[Saved data entries]
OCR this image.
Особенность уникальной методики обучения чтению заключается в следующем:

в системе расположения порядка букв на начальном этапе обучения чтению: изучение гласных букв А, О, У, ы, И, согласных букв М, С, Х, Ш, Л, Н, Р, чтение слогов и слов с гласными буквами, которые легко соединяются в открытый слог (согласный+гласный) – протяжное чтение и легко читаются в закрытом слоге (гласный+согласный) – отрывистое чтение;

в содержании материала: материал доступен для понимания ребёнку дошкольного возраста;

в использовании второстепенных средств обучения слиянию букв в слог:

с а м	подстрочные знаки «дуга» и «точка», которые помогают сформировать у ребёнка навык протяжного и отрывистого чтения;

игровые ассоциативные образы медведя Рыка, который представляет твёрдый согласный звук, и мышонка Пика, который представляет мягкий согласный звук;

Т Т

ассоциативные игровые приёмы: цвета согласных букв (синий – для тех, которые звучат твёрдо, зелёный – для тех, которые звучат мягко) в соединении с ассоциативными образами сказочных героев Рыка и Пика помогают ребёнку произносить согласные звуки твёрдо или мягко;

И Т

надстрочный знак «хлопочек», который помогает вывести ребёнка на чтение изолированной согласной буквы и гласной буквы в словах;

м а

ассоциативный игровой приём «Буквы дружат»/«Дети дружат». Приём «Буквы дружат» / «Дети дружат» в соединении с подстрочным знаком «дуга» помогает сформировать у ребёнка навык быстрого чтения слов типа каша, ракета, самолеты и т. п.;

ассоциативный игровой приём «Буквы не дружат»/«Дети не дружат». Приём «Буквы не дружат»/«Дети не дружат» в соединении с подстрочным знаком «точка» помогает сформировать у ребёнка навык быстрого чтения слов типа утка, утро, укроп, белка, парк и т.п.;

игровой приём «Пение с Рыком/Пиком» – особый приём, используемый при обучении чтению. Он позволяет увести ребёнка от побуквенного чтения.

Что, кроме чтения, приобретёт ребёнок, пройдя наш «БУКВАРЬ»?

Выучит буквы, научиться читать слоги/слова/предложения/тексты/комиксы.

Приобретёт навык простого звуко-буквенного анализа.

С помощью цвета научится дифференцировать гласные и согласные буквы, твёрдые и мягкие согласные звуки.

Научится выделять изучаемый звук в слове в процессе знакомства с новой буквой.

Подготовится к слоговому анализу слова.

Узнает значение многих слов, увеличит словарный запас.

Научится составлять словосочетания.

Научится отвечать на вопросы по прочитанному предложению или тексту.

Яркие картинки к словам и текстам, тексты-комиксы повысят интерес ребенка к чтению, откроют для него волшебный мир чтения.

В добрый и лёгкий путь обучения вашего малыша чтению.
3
--
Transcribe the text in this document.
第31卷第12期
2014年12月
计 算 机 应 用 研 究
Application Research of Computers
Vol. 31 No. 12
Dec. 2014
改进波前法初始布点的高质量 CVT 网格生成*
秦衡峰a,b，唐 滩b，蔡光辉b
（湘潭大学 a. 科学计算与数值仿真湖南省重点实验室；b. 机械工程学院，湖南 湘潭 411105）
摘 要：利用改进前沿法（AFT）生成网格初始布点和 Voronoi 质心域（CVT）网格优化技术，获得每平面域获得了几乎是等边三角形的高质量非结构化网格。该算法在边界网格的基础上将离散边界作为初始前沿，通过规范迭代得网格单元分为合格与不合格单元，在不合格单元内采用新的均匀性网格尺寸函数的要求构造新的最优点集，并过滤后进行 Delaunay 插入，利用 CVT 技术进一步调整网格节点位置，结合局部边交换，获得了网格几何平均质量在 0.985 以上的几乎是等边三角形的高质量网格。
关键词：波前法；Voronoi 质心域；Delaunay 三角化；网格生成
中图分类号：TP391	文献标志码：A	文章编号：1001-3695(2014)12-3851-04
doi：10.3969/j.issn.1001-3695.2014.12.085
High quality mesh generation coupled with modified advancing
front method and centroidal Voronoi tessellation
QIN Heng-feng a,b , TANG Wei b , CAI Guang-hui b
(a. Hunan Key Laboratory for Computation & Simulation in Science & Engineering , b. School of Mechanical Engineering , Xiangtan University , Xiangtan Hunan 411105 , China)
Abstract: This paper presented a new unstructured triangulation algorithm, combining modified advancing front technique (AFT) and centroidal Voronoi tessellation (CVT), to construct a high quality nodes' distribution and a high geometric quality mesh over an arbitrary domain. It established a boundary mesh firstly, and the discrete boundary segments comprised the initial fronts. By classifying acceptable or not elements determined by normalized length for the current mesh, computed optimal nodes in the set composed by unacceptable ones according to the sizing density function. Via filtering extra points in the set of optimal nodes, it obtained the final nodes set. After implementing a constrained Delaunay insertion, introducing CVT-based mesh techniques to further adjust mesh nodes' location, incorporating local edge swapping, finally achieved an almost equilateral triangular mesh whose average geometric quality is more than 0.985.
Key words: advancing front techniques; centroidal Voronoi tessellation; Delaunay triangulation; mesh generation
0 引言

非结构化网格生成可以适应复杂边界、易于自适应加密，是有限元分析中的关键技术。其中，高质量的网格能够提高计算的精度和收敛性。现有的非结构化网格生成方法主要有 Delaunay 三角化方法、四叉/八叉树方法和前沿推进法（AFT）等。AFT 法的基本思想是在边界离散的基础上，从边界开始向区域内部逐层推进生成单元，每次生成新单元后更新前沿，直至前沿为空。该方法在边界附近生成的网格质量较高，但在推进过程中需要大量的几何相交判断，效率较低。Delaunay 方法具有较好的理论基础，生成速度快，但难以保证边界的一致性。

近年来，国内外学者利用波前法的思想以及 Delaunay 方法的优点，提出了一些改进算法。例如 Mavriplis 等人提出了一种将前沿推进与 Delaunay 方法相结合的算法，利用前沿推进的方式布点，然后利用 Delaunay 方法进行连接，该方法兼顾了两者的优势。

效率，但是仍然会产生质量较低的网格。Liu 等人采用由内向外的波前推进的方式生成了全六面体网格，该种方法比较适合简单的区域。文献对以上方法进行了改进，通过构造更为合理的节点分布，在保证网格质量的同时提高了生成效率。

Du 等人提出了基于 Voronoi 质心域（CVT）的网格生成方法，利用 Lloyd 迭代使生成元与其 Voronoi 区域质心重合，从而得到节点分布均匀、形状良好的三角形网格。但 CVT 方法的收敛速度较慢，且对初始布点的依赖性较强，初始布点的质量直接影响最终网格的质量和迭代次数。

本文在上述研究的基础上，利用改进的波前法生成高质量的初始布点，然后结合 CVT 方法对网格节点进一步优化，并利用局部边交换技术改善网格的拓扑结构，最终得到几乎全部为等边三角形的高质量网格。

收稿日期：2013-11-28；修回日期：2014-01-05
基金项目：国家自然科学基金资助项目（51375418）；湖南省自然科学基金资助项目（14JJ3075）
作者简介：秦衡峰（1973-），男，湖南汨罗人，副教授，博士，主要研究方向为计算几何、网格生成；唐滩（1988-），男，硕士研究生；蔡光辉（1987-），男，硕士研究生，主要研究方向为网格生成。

## [Task requirements]
Copy out the lines that hold "комиксы".

## [Result]
Выучит буквы, научиться читать слоги/слова/предложения/тексты/комиксы.
Яркие картинки к словам и текстам, тексты-комиксы повысят интерес ребенка к чтению, откроют для него волшебный мир чтения.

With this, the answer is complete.